• **Aim of the task**
Of all the lines in the material, how many contain the word "SHIB"? State the number alone.

[Records from a collection of figures]
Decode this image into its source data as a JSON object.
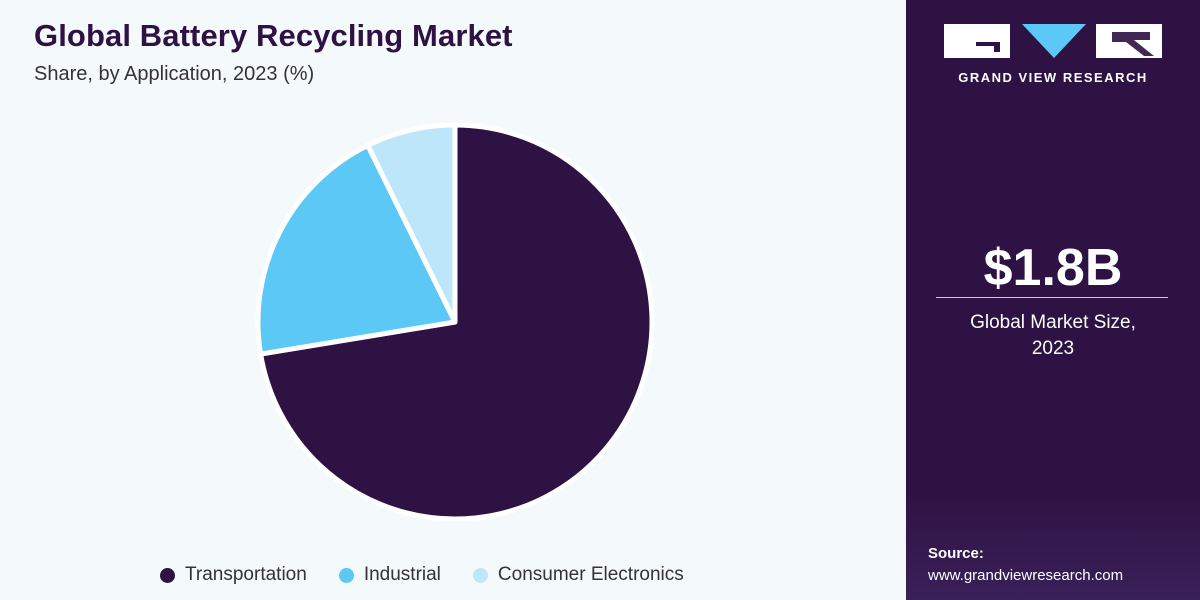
{
  "header": {
    "title": "Global Battery Recycling Market",
    "subtitle": "Share, by Application, 2023 (%)"
  },
  "chart_data": {
    "type": "pie",
    "title": "Global Battery Recycling Market",
    "subtitle": "Share, by Application, 2023 (%)",
    "start_angle_deg": 0,
    "direction": "clockwise",
    "legend_position": "bottom",
    "slices": [
      {
        "label": "Transportation",
        "value": 72.4,
        "color": "#2e1243"
      },
      {
        "label": "Industrial",
        "value": 20.3,
        "color": "#5bc8f5"
      },
      {
        "label": "Consumer Electronics",
        "value": 7.3,
        "color": "#bde7f9"
      }
    ]
  },
  "legend": {
    "items": [
      {
        "label": "Transportation",
        "color": "#2e1243"
      },
      {
        "label": "Industrial",
        "color": "#5bc8f5"
      },
      {
        "label": "Consumer Electronics",
        "color": "#bde7f9"
      }
    ]
  },
  "sidebar": {
    "brand": "GRAND VIEW RESEARCH",
    "market_size": "$1.8B",
    "market_size_label_line1": "Global Market Size,",
    "market_size_label_line2": "2023",
    "source_label": "Source:",
    "source_url": "www.grandviewresearch.com",
    "background_color": "#2e1243",
    "logo_icon": "gvr-logo-icon"
  }
}
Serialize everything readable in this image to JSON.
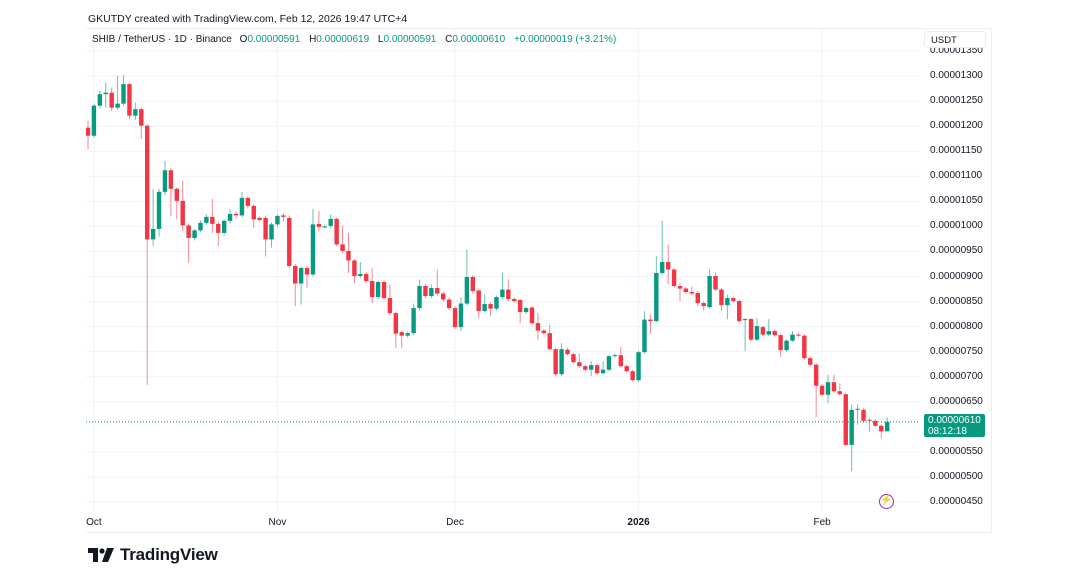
{
  "credit": "GKUTDY created with TradingView.com, Feb 12, 2026 19:47 UTC+4",
  "legend": {
    "symbol": "SHIB / TetherUS · 1D · Binance",
    "o_label": "O",
    "o_value": "0.00000591",
    "h_label": "H",
    "h_value": "0.00000619",
    "l_label": "L",
    "l_value": "0.00000591",
    "c_label": "C",
    "c_value": "0.00000610",
    "change": "+0.00000019 (+3.21%)"
  },
  "price_axis": {
    "unit": "USDT",
    "current_price": "0.00000610",
    "countdown": "08:12:18"
  },
  "brand": "TradingView",
  "colors": {
    "up": "#089981",
    "down": "#f23645",
    "grid": "#f0f3fa",
    "accent": "#9c27b0"
  },
  "icons": {
    "bolt": "lightning-icon",
    "logo": "tradingview-logo"
  },
  "chart_data": {
    "type": "candlestick",
    "title": "SHIB / TetherUS · 1D · Binance",
    "ylim": [
      4.3e-06,
      1.394e-05
    ],
    "y_ticks": [
      "0.00001350",
      "0.00001300",
      "0.00001250",
      "0.00001200",
      "0.00001150",
      "0.00001100",
      "0.00001050",
      "0.00001000",
      "0.00000950",
      "0.00000900",
      "0.00000850",
      "0.00000800",
      "0.00000750",
      "0.00000700",
      "0.00000650",
      "0.00000550",
      "0.00000500",
      "0.00000450"
    ],
    "x_ticks": [
      {
        "label": "Oct",
        "date": "2025-10-01",
        "bold": false
      },
      {
        "label": "Nov",
        "date": "2025-11-01",
        "bold": false
      },
      {
        "label": "Dec",
        "date": "2025-12-01",
        "bold": false
      },
      {
        "label": "2026",
        "date": "2026-01-01",
        "bold": true
      },
      {
        "label": "Feb",
        "date": "2026-02-01",
        "bold": false
      }
    ],
    "grid": true,
    "last_price": 6.1e-06,
    "columns": [
      "date",
      "open",
      "high",
      "low",
      "close"
    ],
    "candles": [
      [
        "2025-09-30",
        1.197e-05,
        1.211e-05,
        1.154e-05,
        1.181e-05
      ],
      [
        "2025-10-01",
        1.181e-05,
        1.245e-05,
        1.177e-05,
        1.241e-05
      ],
      [
        "2025-10-02",
        1.241e-05,
        1.271e-05,
        1.236e-05,
        1.264e-05
      ],
      [
        "2025-10-03",
        1.264e-05,
        1.287e-05,
        1.237e-05,
        1.267e-05
      ],
      [
        "2025-10-04",
        1.267e-05,
        1.277e-05,
        1.23e-05,
        1.237e-05
      ],
      [
        "2025-10-05",
        1.237e-05,
        1.301e-05,
        1.233e-05,
        1.245e-05
      ],
      [
        "2025-10-06",
        1.245e-05,
        1.302e-05,
        1.241e-05,
        1.284e-05
      ],
      [
        "2025-10-07",
        1.284e-05,
        1.287e-05,
        1.214e-05,
        1.221e-05
      ],
      [
        "2025-10-08",
        1.221e-05,
        1.247e-05,
        1.212e-05,
        1.234e-05
      ],
      [
        "2025-10-09",
        1.234e-05,
        1.238e-05,
        1.174e-05,
        1.201e-05
      ],
      [
        "2025-10-10",
        1.201e-05,
        1.204e-05,
        6.84e-06,
        9.74e-06
      ],
      [
        "2025-10-11",
        9.74e-06,
        1.074e-05,
        9.61e-06,
        9.95e-06
      ],
      [
        "2025-10-12",
        9.95e-06,
        1.075e-05,
        9.8e-06,
        1.069e-05
      ],
      [
        "2025-10-13",
        1.069e-05,
        1.131e-05,
        1.062e-05,
        1.112e-05
      ],
      [
        "2025-10-14",
        1.112e-05,
        1.117e-05,
        1.021e-05,
        1.075e-05
      ],
      [
        "2025-10-15",
        1.075e-05,
        1.078e-05,
        1.014e-05,
        1.051e-05
      ],
      [
        "2025-10-16",
        1.051e-05,
        1.091e-05,
        9.91e-06,
        1.002e-05
      ],
      [
        "2025-10-17",
        1.002e-05,
        1.006e-05,
        9.27e-06,
        9.77e-06
      ],
      [
        "2025-10-18",
        9.77e-06,
        9.95e-06,
        9.72e-06,
        9.92e-06
      ],
      [
        "2025-10-19",
        9.92e-06,
        1.012e-05,
        9.88e-06,
        1.007e-05
      ],
      [
        "2025-10-20",
        1.007e-05,
        1.024e-05,
        1.003e-05,
        1.019e-05
      ],
      [
        "2025-10-21",
        1.019e-05,
        1.055e-05,
        9.87e-06,
        1.005e-05
      ],
      [
        "2025-10-22",
        1.005e-05,
        1.01e-05,
        9.61e-06,
        9.87e-06
      ],
      [
        "2025-10-23",
        9.87e-06,
        1.014e-05,
        9.81e-06,
        1.011e-05
      ],
      [
        "2025-10-24",
        1.011e-05,
        1.034e-05,
        1.006e-05,
        1.025e-05
      ],
      [
        "2025-10-25",
        1.025e-05,
        1.03e-05,
        1.016e-05,
        1.022e-05
      ],
      [
        "2025-10-26",
        1.022e-05,
        1.069e-05,
        1.018e-05,
        1.057e-05
      ],
      [
        "2025-10-27",
        1.057e-05,
        1.061e-05,
        1.036e-05,
        1.041e-05
      ],
      [
        "2025-10-28",
        1.041e-05,
        1.044e-05,
        9.97e-06,
        1.014e-05
      ],
      [
        "2025-10-29",
        1.017e-05,
        1.02e-05,
        1.01e-05,
        1.013e-05
      ],
      [
        "2025-10-30",
        1.017e-05,
        1.021e-05,
        9.4e-06,
        9.74e-06
      ],
      [
        "2025-10-31",
        9.74e-06,
        1.008e-05,
        9.58e-06,
        1.004e-05
      ],
      [
        "2025-11-01",
        1.004e-05,
        1.024e-05,
        9.99e-06,
        1.021e-05
      ],
      [
        "2025-11-02",
        1.022e-05,
        1.027e-05,
        1.01e-05,
        1.019e-05
      ],
      [
        "2025-11-03",
        1.017e-05,
        1.022e-05,
        9.16e-06,
        9.21e-06
      ],
      [
        "2025-11-04",
        9.21e-06,
        9.25e-06,
        8.41e-06,
        8.86e-06
      ],
      [
        "2025-11-05",
        8.86e-06,
        9.2e-06,
        8.44e-06,
        9.17e-06
      ],
      [
        "2025-11-06",
        9.17e-06,
        9.21e-06,
        8.78e-06,
        9.04e-06
      ],
      [
        "2025-11-07",
        9.04e-06,
        1.035e-05,
        9e-06,
        1.004e-05
      ],
      [
        "2025-11-08",
        1.005e-05,
        1.031e-05,
        9.9e-06,
        9.99e-06
      ],
      [
        "2025-11-09",
        9.99e-06,
        1.003e-05,
        9.96e-06,
        1e-05
      ],
      [
        "2025-11-10",
        1.001e-05,
        1.024e-05,
        9.97e-06,
        1.015e-05
      ],
      [
        "2025-11-11",
        1.015e-05,
        1.018e-05,
        9.6e-06,
        9.64e-06
      ],
      [
        "2025-11-12",
        9.64e-06,
        1.001e-05,
        9.47e-06,
        9.51e-06
      ],
      [
        "2025-11-13",
        9.51e-06,
        9.87e-06,
        9.07e-06,
        9.32e-06
      ],
      [
        "2025-11-14",
        9.32e-06,
        9.35e-06,
        8.87e-06,
        9.01e-06
      ],
      [
        "2025-11-15",
        9.01e-06,
        9.29e-06,
        8.97e-06,
        9.05e-06
      ],
      [
        "2025-11-16",
        9.05e-06,
        9.09e-06,
        8.87e-06,
        8.91e-06
      ],
      [
        "2025-11-17",
        8.91e-06,
        9.17e-06,
        8.47e-06,
        8.59e-06
      ],
      [
        "2025-11-18",
        8.59e-06,
        8.92e-06,
        8.55e-06,
        8.89e-06
      ],
      [
        "2025-11-19",
        8.89e-06,
        8.93e-06,
        8.53e-06,
        8.57e-06
      ],
      [
        "2025-11-20",
        8.57e-06,
        8.84e-06,
        8.23e-06,
        8.27e-06
      ],
      [
        "2025-11-21",
        8.27e-06,
        8.3e-06,
        7.57e-06,
        7.86e-06
      ],
      [
        "2025-11-22",
        7.89e-06,
        7.92e-06,
        7.57e-06,
        7.82e-06
      ],
      [
        "2025-11-23",
        7.82e-06,
        7.9e-06,
        7.78e-06,
        7.87e-06
      ],
      [
        "2025-11-24",
        7.87e-06,
        8.46e-06,
        7.83e-06,
        8.37e-06
      ],
      [
        "2025-11-25",
        8.37e-06,
        8.94e-06,
        8.33e-06,
        8.81e-06
      ],
      [
        "2025-11-26",
        8.81e-06,
        8.85e-06,
        8.57e-06,
        8.61e-06
      ],
      [
        "2025-11-27",
        8.61e-06,
        8.84e-06,
        8.57e-06,
        8.77e-06
      ],
      [
        "2025-11-28",
        8.77e-06,
        9.14e-06,
        8.62e-06,
        8.66e-06
      ],
      [
        "2025-11-29",
        8.66e-06,
        8.7e-06,
        8.5e-06,
        8.54e-06
      ],
      [
        "2025-11-30",
        8.54e-06,
        8.58e-06,
        8.33e-06,
        8.37e-06
      ],
      [
        "2025-12-01",
        8.37e-06,
        8.41e-06,
        7.95e-06,
        7.99e-06
      ],
      [
        "2025-12-02",
        7.99e-06,
        8.59e-06,
        7.91e-06,
        8.46e-06
      ],
      [
        "2025-12-03",
        8.46e-06,
        9.54e-06,
        8.42e-06,
        8.99e-06
      ],
      [
        "2025-12-04",
        8.99e-06,
        9.03e-06,
        8.66e-06,
        8.71e-06
      ],
      [
        "2025-12-05",
        8.72e-06,
        8.76e-06,
        8.17e-06,
        8.31e-06
      ],
      [
        "2025-12-06",
        8.31e-06,
        8.64e-06,
        8.28e-06,
        8.45e-06
      ],
      [
        "2025-12-07",
        8.45e-06,
        8.49e-06,
        8.21e-06,
        8.36e-06
      ],
      [
        "2025-12-08",
        8.36e-06,
        8.62e-06,
        8.32e-06,
        8.59e-06
      ],
      [
        "2025-12-09",
        8.59e-06,
        9.07e-06,
        8.55e-06,
        8.74e-06
      ],
      [
        "2025-12-10",
        8.74e-06,
        8.94e-06,
        8.51e-06,
        8.55e-06
      ],
      [
        "2025-12-11",
        8.55e-06,
        8.58e-06,
        8.48e-06,
        8.51e-06
      ],
      [
        "2025-12-12",
        8.53e-06,
        8.56e-06,
        8.07e-06,
        8.29e-06
      ],
      [
        "2025-12-13",
        8.29e-06,
        8.4e-06,
        8.26e-06,
        8.37e-06
      ],
      [
        "2025-12-14",
        8.38e-06,
        8.41e-06,
        8.04e-06,
        8.07e-06
      ],
      [
        "2025-12-15",
        8.07e-06,
        8.27e-06,
        7.74e-06,
        7.92e-06
      ],
      [
        "2025-12-16",
        7.92e-06,
        7.95e-06,
        7.84e-06,
        7.87e-06
      ],
      [
        "2025-12-17",
        7.87e-06,
        8.04e-06,
        7.52e-06,
        7.55e-06
      ],
      [
        "2025-12-18",
        7.55e-06,
        7.58e-06,
        7.01e-06,
        7.05e-06
      ],
      [
        "2025-12-19",
        7.05e-06,
        7.67e-06,
        7.01e-06,
        7.55e-06
      ],
      [
        "2025-12-20",
        7.54e-06,
        7.57e-06,
        7.42e-06,
        7.45e-06
      ],
      [
        "2025-12-21",
        7.45e-06,
        7.48e-06,
        7.26e-06,
        7.29e-06
      ],
      [
        "2025-12-22",
        7.29e-06,
        7.46e-06,
        7.18e-06,
        7.21e-06
      ],
      [
        "2025-12-23",
        7.21e-06,
        7.24e-06,
        7.11e-06,
        7.14e-06
      ],
      [
        "2025-12-24",
        7.14e-06,
        7.31e-06,
        7.01e-06,
        7.23e-06
      ],
      [
        "2025-12-25",
        7.23e-06,
        7.26e-06,
        7.04e-06,
        7.07e-06
      ],
      [
        "2025-12-26",
        7.07e-06,
        7.31e-06,
        7.04e-06,
        7.14e-06
      ],
      [
        "2025-12-27",
        7.14e-06,
        7.44e-06,
        7.11e-06,
        7.41e-06
      ],
      [
        "2025-12-28",
        7.41e-06,
        7.46e-06,
        7.38e-06,
        7.43e-06
      ],
      [
        "2025-12-29",
        7.43e-06,
        7.59e-06,
        7.18e-06,
        7.21e-06
      ],
      [
        "2025-12-30",
        7.21e-06,
        7.24e-06,
        7.08e-06,
        7.11e-06
      ],
      [
        "2025-12-31",
        7.11e-06,
        7.14e-06,
        6.9e-06,
        6.93e-06
      ],
      [
        "2026-01-01",
        6.93e-06,
        7.52e-06,
        6.9e-06,
        7.49e-06
      ],
      [
        "2026-01-02",
        7.49e-06,
        8.31e-06,
        7.46e-06,
        8.14e-06
      ],
      [
        "2026-01-03",
        8.14e-06,
        8.24e-06,
        7.86e-06,
        8.11e-06
      ],
      [
        "2026-01-04",
        8.11e-06,
        9.41e-06,
        8.08e-06,
        9.07e-06
      ],
      [
        "2026-01-05",
        9.07e-06,
        1.011e-05,
        9.04e-06,
        9.29e-06
      ],
      [
        "2026-01-06",
        9.29e-06,
        9.64e-06,
        8.84e-06,
        9.14e-06
      ],
      [
        "2026-01-07",
        9.14e-06,
        9.17e-06,
        8.78e-06,
        8.81e-06
      ],
      [
        "2026-01-08",
        8.81e-06,
        8.87e-06,
        8.51e-06,
        8.76e-06
      ],
      [
        "2026-01-09",
        8.76e-06,
        8.79e-06,
        8.66e-06,
        8.69e-06
      ],
      [
        "2026-01-10",
        8.69e-06,
        8.8e-06,
        8.62e-06,
        8.66e-06
      ],
      [
        "2026-01-11",
        8.67e-06,
        8.71e-06,
        8.4e-06,
        8.47e-06
      ],
      [
        "2026-01-12",
        8.47e-06,
        8.5e-06,
        8.32e-06,
        8.41e-06
      ],
      [
        "2026-01-13",
        8.39e-06,
        9.14e-06,
        8.36e-06,
        9.01e-06
      ],
      [
        "2026-01-14",
        9.01e-06,
        9.08e-06,
        8.71e-06,
        8.74e-06
      ],
      [
        "2026-01-15",
        8.74e-06,
        8.77e-06,
        8.31e-06,
        8.43e-06
      ],
      [
        "2026-01-16",
        8.43e-06,
        8.64e-06,
        8.15e-06,
        8.57e-06
      ],
      [
        "2026-01-17",
        8.57e-06,
        8.6e-06,
        8.48e-06,
        8.51e-06
      ],
      [
        "2026-01-18",
        8.51e-06,
        8.54e-06,
        8.08e-06,
        8.11e-06
      ],
      [
        "2026-01-19",
        8.13e-06,
        8.17e-06,
        7.51e-06,
        8.15e-06
      ],
      [
        "2026-01-20",
        8.15e-06,
        8.17e-06,
        7.71e-06,
        7.74e-06
      ],
      [
        "2026-01-21",
        7.74e-06,
        8.17e-06,
        7.71e-06,
        8.01e-06
      ],
      [
        "2026-01-22",
        7.99e-06,
        8.02e-06,
        7.81e-06,
        7.84e-06
      ],
      [
        "2026-01-23",
        7.84e-06,
        8.15e-06,
        7.81e-06,
        7.91e-06
      ],
      [
        "2026-01-24",
        7.91e-06,
        7.94e-06,
        7.8e-06,
        7.83e-06
      ],
      [
        "2026-01-25",
        7.83e-06,
        7.86e-06,
        7.39e-06,
        7.53e-06
      ],
      [
        "2026-01-26",
        7.53e-06,
        7.75e-06,
        7.5e-06,
        7.72e-06
      ],
      [
        "2026-01-27",
        7.72e-06,
        7.91e-06,
        7.69e-06,
        7.84e-06
      ],
      [
        "2026-01-28",
        7.84e-06,
        7.87e-06,
        7.79e-06,
        7.82e-06
      ],
      [
        "2026-01-29",
        7.82e-06,
        7.85e-06,
        7.34e-06,
        7.37e-06
      ],
      [
        "2026-01-30",
        7.37e-06,
        7.4e-06,
        7.21e-06,
        7.24e-06
      ],
      [
        "2026-01-31",
        7.24e-06,
        7.27e-06,
        6.19e-06,
        6.82e-06
      ],
      [
        "2026-02-01",
        6.82e-06,
        6.85e-06,
        6.61e-06,
        6.64e-06
      ],
      [
        "2026-02-02",
        6.64e-06,
        7.04e-06,
        6.47e-06,
        6.89e-06
      ],
      [
        "2026-02-03",
        6.89e-06,
        7.04e-06,
        6.68e-06,
        6.71e-06
      ],
      [
        "2026-02-04",
        6.71e-06,
        6.87e-06,
        6.62e-06,
        6.65e-06
      ],
      [
        "2026-02-05",
        6.65e-06,
        6.68e-06,
        5.61e-06,
        5.64e-06
      ],
      [
        "2026-02-06",
        5.64e-06,
        6.44e-06,
        5.11e-06,
        6.34e-06
      ],
      [
        "2026-02-07",
        6.34e-06,
        6.45e-06,
        6.04e-06,
        6.36e-06
      ],
      [
        "2026-02-08",
        6.34e-06,
        6.37e-06,
        6.09e-06,
        6.12e-06
      ],
      [
        "2026-02-09",
        6.14e-06,
        6.17e-06,
        5.91e-06,
        6.12e-06
      ],
      [
        "2026-02-10",
        6.12e-06,
        6.15e-06,
        5.99e-06,
        6.02e-06
      ],
      [
        "2026-02-11",
        6.02e-06,
        6.05e-06,
        5.77e-06,
        5.91e-06
      ],
      [
        "2026-02-12",
        5.91e-06,
        6.19e-06,
        5.91e-06,
        6.1e-06
      ]
    ]
  }
}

• **Answer to this exercise**
2